## begin Record set

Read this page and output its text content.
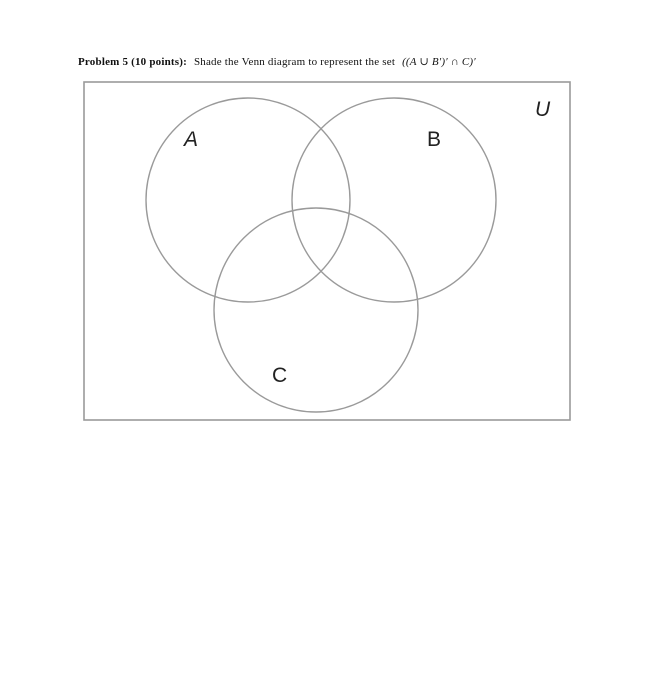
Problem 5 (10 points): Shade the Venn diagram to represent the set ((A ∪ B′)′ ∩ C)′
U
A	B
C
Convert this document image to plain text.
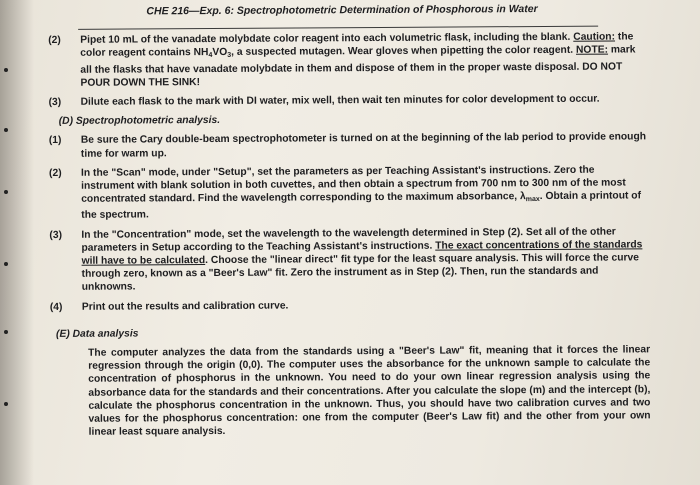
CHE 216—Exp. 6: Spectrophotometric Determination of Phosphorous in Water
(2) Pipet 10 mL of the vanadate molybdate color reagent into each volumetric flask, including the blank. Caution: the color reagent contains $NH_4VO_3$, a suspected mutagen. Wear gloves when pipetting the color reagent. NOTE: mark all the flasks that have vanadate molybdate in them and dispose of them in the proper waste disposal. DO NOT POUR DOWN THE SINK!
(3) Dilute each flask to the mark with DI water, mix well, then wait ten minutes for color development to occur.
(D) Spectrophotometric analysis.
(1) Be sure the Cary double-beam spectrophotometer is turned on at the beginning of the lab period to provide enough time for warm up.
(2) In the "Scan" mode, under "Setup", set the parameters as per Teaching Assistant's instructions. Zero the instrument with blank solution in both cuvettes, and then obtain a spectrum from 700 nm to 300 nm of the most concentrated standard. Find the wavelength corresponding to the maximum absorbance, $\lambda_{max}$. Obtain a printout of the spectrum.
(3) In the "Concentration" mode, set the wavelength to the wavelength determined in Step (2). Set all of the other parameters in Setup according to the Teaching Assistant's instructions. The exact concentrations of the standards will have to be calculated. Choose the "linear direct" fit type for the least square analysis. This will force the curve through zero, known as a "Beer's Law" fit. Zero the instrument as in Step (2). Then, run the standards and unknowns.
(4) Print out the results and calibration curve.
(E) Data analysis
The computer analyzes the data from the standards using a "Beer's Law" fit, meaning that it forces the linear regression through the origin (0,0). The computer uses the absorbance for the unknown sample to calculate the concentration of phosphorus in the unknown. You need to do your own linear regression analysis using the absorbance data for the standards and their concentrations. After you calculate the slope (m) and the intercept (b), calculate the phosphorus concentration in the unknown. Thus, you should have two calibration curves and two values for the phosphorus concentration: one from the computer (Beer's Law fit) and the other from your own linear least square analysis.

## end Record set

* [Task goal]:
Scan the material above for the word "Spectrophotometric". Copy each line where it occurs.

* [Result of this exercise]:
CHE 216—Exp. 6: Spectrophotometric Determination of Phosphorous in Water
(D) Spectrophotometric analysis.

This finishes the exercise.